> [Records for processing]
>> START

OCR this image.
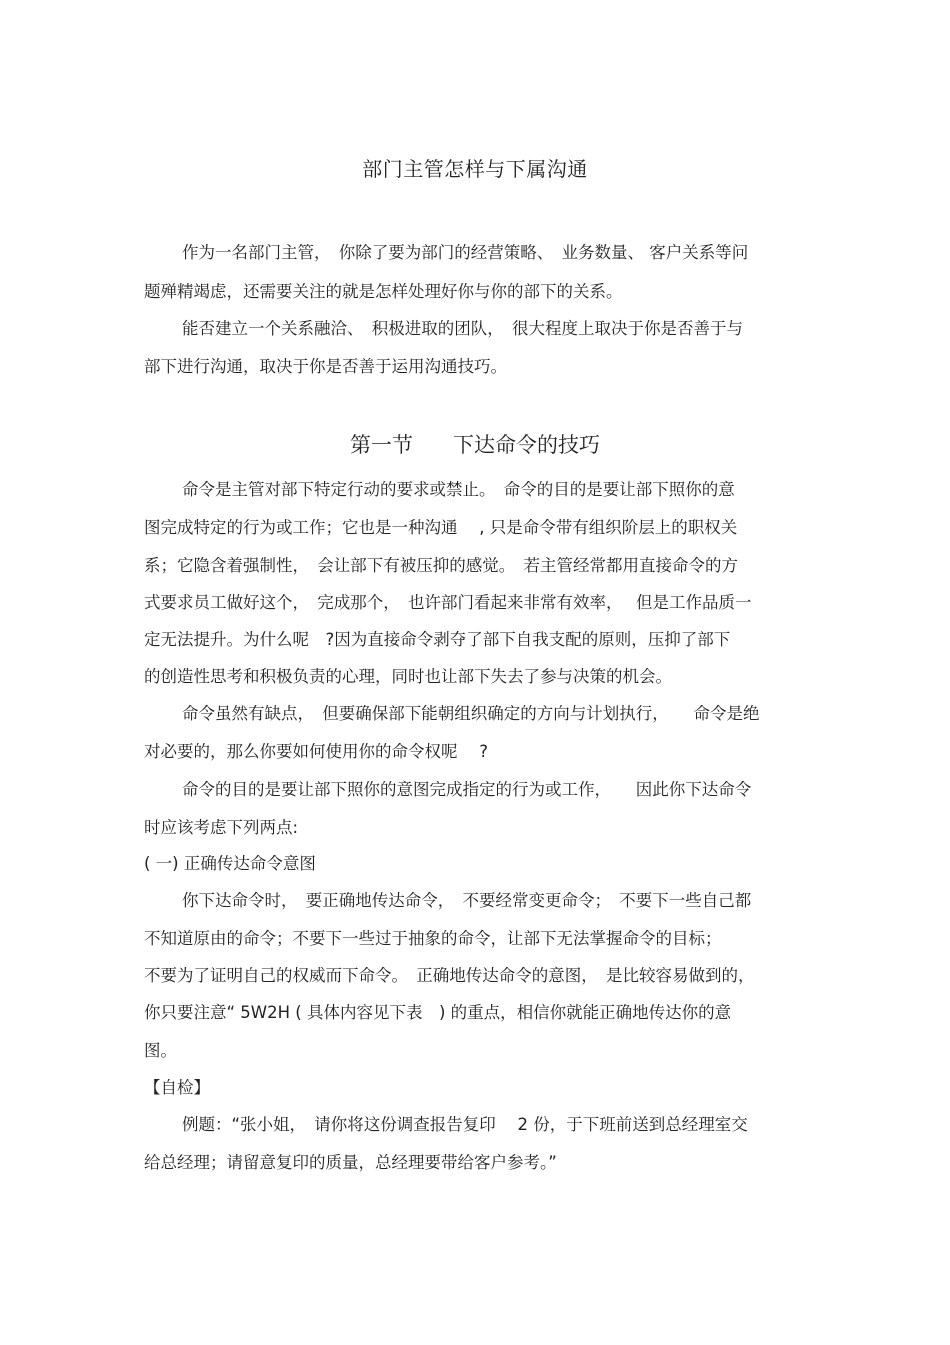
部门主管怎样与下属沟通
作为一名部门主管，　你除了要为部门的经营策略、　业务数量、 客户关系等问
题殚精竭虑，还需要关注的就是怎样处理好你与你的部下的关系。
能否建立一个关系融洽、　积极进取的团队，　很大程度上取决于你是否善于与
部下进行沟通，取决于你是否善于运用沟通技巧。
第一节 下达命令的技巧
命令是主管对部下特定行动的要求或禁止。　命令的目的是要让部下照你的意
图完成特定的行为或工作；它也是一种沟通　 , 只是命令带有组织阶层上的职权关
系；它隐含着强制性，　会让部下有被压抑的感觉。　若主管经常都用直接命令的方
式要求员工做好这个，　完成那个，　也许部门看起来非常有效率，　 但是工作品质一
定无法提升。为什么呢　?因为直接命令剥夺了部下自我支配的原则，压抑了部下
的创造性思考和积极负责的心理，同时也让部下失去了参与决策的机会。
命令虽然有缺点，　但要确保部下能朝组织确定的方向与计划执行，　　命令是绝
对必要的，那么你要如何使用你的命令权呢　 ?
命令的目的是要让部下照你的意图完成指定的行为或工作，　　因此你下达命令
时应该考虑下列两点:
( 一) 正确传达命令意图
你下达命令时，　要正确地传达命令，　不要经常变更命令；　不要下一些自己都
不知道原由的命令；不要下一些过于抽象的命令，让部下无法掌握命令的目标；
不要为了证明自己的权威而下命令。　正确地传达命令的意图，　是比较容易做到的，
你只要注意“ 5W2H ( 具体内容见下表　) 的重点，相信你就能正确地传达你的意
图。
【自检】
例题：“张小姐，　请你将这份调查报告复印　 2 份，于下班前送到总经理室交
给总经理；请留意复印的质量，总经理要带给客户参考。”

>> END
>> START

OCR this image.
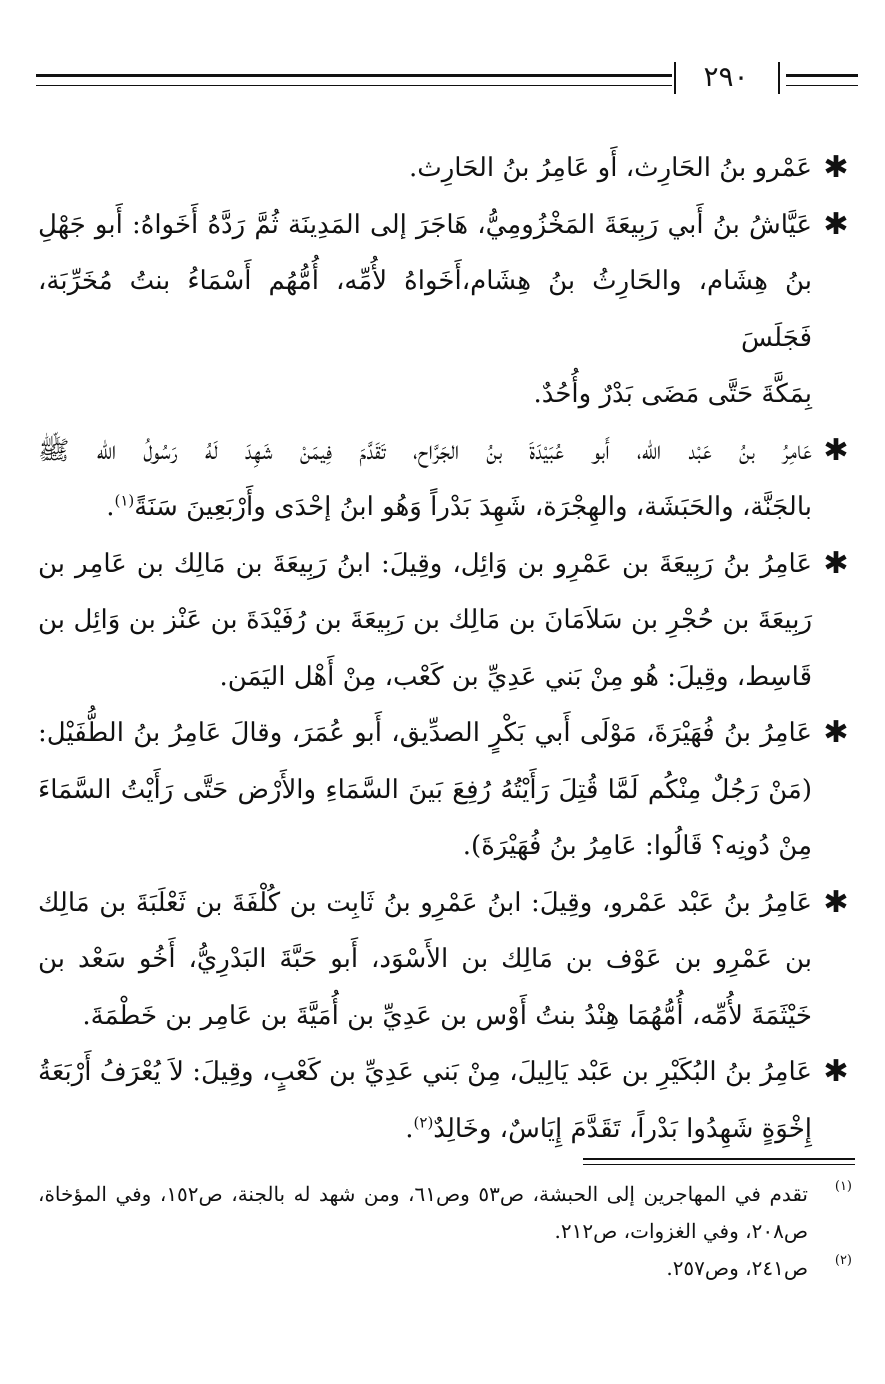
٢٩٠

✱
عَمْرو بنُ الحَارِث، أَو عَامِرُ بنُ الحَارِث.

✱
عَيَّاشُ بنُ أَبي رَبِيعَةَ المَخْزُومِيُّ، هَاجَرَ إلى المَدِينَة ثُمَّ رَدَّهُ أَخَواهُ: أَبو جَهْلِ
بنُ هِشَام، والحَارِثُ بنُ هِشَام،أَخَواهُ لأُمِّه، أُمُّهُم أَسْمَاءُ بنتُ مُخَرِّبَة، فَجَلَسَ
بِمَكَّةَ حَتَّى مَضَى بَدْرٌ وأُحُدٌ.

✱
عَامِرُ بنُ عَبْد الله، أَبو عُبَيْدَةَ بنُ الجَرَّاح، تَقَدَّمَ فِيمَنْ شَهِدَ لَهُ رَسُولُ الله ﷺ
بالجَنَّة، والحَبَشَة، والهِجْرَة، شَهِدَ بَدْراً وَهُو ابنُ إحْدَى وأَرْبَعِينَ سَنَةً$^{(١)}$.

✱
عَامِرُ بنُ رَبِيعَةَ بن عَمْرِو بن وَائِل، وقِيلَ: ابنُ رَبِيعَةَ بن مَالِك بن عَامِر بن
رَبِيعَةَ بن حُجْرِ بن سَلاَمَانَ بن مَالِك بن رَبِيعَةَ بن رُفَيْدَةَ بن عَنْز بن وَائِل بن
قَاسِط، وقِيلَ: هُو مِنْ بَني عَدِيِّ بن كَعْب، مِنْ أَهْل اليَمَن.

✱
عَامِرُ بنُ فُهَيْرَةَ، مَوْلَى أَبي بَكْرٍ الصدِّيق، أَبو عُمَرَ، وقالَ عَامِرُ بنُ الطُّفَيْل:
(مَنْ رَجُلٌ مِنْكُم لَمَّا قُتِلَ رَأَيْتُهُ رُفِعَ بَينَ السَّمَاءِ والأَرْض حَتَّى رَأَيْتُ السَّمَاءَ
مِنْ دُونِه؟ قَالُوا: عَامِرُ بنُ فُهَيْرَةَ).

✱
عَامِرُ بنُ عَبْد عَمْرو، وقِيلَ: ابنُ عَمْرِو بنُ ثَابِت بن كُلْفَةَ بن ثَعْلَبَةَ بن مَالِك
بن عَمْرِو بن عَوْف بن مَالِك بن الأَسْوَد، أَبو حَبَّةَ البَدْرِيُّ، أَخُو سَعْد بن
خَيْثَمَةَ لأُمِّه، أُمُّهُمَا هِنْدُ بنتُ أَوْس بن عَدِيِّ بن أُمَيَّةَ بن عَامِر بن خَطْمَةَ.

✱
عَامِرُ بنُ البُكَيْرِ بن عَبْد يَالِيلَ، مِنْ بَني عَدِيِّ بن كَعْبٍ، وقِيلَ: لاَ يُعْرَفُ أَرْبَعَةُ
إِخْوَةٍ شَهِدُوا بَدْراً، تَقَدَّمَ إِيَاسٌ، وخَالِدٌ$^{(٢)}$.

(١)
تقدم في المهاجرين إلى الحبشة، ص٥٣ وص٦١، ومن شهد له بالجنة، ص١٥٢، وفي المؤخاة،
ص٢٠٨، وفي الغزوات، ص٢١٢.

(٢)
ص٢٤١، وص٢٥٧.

>> END

> [Exercise task] Show all lines in the entries above where the string "والح" appears.

> [Solution to the problem]
بنُ هِشَام، والحَارِثُ بنُ هِشَام،أَخَواهُ لأُمِّه، أُمُّهُم أَسْمَاءُ بنتُ مُخَرِّبَة، فَجَلَسَ
بالجَنَّة، والحَبَشَة، والهِجْرَة، شَهِدَ بَدْراً وَهُو ابنُ إحْدَى وأَرْبَعِينَ سَنَةً$^{(١)}$.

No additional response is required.